= Ce qui est demandé =
Pourriez-vous transformer toutes les lignes des entrées ci-dessous en une liste JSON de chaînes, à raison d'une chaîne par ligne et sans les lignes vides ?

(Données d'annotation de mise en page)
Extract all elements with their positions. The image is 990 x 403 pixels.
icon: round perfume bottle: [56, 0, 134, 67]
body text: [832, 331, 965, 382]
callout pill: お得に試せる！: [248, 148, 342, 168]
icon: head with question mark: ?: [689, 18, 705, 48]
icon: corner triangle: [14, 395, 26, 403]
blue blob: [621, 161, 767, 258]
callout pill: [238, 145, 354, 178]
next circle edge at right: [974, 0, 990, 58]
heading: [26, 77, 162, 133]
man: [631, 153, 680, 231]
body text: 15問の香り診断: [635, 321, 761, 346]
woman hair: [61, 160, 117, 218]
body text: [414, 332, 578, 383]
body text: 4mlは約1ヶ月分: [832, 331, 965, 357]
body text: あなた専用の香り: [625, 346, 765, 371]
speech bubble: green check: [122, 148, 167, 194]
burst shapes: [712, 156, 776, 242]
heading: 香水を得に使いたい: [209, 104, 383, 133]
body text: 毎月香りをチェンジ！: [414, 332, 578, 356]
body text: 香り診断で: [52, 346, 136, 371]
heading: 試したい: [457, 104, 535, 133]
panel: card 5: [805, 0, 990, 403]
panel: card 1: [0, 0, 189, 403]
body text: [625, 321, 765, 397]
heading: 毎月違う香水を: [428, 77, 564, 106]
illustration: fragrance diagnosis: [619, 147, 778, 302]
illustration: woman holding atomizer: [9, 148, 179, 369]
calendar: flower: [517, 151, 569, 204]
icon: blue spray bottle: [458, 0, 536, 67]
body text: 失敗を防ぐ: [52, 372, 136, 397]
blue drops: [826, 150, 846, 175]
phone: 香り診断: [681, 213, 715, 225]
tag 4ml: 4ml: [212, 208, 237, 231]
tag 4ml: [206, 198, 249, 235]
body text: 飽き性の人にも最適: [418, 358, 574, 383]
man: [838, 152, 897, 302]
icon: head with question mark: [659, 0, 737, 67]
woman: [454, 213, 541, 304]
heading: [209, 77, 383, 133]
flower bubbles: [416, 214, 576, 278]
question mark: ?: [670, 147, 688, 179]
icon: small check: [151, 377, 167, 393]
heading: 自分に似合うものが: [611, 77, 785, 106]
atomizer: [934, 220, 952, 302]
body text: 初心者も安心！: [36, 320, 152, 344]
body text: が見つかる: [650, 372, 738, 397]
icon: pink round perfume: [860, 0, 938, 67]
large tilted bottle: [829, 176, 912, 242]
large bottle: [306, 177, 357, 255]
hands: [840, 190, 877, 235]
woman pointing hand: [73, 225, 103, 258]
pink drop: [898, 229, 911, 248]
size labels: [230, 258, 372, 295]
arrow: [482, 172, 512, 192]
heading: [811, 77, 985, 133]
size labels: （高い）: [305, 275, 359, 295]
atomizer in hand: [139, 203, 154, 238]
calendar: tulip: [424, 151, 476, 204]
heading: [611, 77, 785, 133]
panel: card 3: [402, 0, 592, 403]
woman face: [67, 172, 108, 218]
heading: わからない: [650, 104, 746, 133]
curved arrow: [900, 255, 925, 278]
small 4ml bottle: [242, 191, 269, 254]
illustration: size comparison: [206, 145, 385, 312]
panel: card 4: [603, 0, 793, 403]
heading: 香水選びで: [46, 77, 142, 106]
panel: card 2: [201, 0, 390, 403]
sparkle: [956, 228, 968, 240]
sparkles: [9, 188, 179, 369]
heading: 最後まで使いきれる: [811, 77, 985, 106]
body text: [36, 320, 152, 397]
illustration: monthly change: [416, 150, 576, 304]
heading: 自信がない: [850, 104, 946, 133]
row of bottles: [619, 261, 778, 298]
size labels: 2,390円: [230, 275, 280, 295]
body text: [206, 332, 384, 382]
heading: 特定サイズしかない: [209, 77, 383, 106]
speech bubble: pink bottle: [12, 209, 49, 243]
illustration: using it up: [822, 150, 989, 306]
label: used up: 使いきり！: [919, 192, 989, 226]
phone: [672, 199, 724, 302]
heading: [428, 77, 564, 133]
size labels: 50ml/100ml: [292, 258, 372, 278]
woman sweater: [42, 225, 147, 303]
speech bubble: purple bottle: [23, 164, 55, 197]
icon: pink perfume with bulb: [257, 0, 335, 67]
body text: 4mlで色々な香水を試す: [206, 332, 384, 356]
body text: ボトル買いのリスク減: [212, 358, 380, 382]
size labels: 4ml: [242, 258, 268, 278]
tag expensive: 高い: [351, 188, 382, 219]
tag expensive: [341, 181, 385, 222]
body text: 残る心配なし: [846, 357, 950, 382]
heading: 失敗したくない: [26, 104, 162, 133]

= Réponse complète =
[
  "Extract all elements with their positions. The image is 990 x 403 pixels.",
  "icon: round perfume bottle: [56, 0, 134, 67]",
  "body text: [832, 331, 965, 382]",
  "callout pill: お得に試せる！: [248, 148, 342, 168]",
  "icon: head with question mark: ?: [689, 18, 705, 48]",
  "icon: corner triangle: [14, 395, 26, 403]",
  "blue blob: [621, 161, 767, 258]",
  "callout pill: [238, 145, 354, 178]",
  "next circle edge at right: [974, 0, 990, 58]",
  "heading: [26, 77, 162, 133]",
  "man: [631, 153, 680, 231]",
  "body text: 15問の香り診断: [635, 321, 761, 346]",
  "woman hair: [61, 160, 117, 218]",
  "body text: [414, 332, 578, 383]",
  "body text: 4mlは約1ヶ月分: [832, 331, 965, 357]",
  "body text: あなた専用の香り: [625, 346, 765, 371]",
  "speech bubble: green check: [122, 148, 167, 194]",
  "burst shapes: [712, 156, 776, 242]",
  "heading: 香水を得に使いたい: [209, 104, 383, 133]",
  "body text: 毎月香りをチェンジ！: [414, 332, 578, 356]",
  "body text: 香り診断で: [52, 346, 136, 371]",
  "heading: 試したい: [457, 104, 535, 133]",
  "panel: card 5: [805, 0, 990, 403]",
  "panel: card 1: [0, 0, 189, 403]",
  "body text: [625, 321, 765, 397]",
  "heading: 毎月違う香水を: [428, 77, 564, 106]",
  "illustration: fragrance diagnosis: [619, 147, 778, 302]",
  "illustration: woman holding atomizer: [9, 148, 179, 369]",
  "calendar: flower: [517, 151, 569, 204]",
  "icon: blue spray bottle: [458, 0, 536, 67]",
  "body text: 失敗を防ぐ: [52, 372, 136, 397]",
  "blue drops: [826, 150, 846, 175]",
  "phone: 香り診断: [681, 213, 715, 225]",
  "tag 4ml: 4ml: [212, 208, 237, 231]",
  "tag 4ml: [206, 198, 249, 235]",
  "body text: 飽き性の人にも最適: [418, 358, 574, 383]",
  "man: [838, 152, 897, 302]",
  "icon: head with question mark: [659, 0, 737, 67]",
  "woman: [454, 213, 541, 304]",
  "heading: [209, 77, 383, 133]",
  "flower bubbles: [416, 214, 576, 278]",
  "question mark: ?: [670, 147, 688, 179]",
  "icon: small check: [151, 377, 167, 393]",
  "heading: 自分に似合うものが: [611, 77, 785, 106]",
  "atomizer: [934, 220, 952, 302]",
  "body text: 初心者も安心！: [36, 320, 152, 344]",
  "body text: が見つかる: [650, 372, 738, 397]",
  "icon: pink round perfume: [860, 0, 938, 67]",
  "large tilted bottle: [829, 176, 912, 242]",
  "large bottle: [306, 177, 357, 255]",
  "hands: [840, 190, 877, 235]",
  "woman pointing hand: [73, 225, 103, 258]",
  "pink drop: [898, 229, 911, 248]",
  "size labels: [230, 258, 372, 295]",
  "arrow: [482, 172, 512, 192]",
  "heading: [811, 77, 985, 133]",
  "size labels: （高い）: [305, 275, 359, 295]",
  "atomizer in hand: [139, 203, 154, 238]",
  "calendar: tulip: [424, 151, 476, 204]",
  "heading: [611, 77, 785, 133]",
  "panel: card 3: [402, 0, 592, 403]",
  "woman face: [67, 172, 108, 218]",
  "heading: わからない: [650, 104, 746, 133]",
  "curved arrow: [900, 255, 925, 278]",
  "small 4ml bottle: [242, 191, 269, 254]",
  "illustration: size comparison: [206, 145, 385, 312]",
  "panel: card 4: [603, 0, 793, 403]",
  "heading: 香水選びで: [46, 77, 142, 106]",
  "panel: card 2: [201, 0, 390, 403]",
  "sparkle: [956, 228, 968, 240]",
  "sparkles: [9, 188, 179, 369]",
  "heading: 最後まで使いきれる: [811, 77, 985, 106]",
  "body text: [36, 320, 152, 397]",
  "illustration: monthly change: [416, 150, 576, 304]",
  "heading: 自信がない: [850, 104, 946, 133]",
  "row of bottles: [619, 261, 778, 298]",
  "size labels: 2,390円: [230, 275, 280, 295]",
  "body text: [206, 332, 384, 382]",
  "heading: 特定サイズしかない: [209, 77, 383, 106]",
  "speech bubble: pink bottle: [12, 209, 49, 243]",
  "illustration: using it up: [822, 150, 989, 306]",
  "label: used up: 使いきり！: [919, 192, 989, 226]",
  "phone: [672, 199, 724, 302]",
  "heading: [428, 77, 564, 133]",
  "size labels: 50ml/100ml: [292, 258, 372, 278]",
  "woman sweater: [42, 225, 147, 303]",
  "speech bubble: purple bottle: [23, 164, 55, 197]",
  "icon: pink perfume with bulb: [257, 0, 335, 67]",
  "body text: 4mlで色々な香水を試す: [206, 332, 384, 356]",
  "body text: ボトル買いのリスク減: [212, 358, 380, 382]",
  "size labels: 4ml: [242, 258, 268, 278]",
  "tag expensive: 高い: [351, 188, 382, 219]",
  "tag expensive: [341, 181, 385, 222]",
  "body text: 残る心配なし: [846, 357, 950, 382]",
  "heading: 失敗したくない: [26, 104, 162, 133]"
]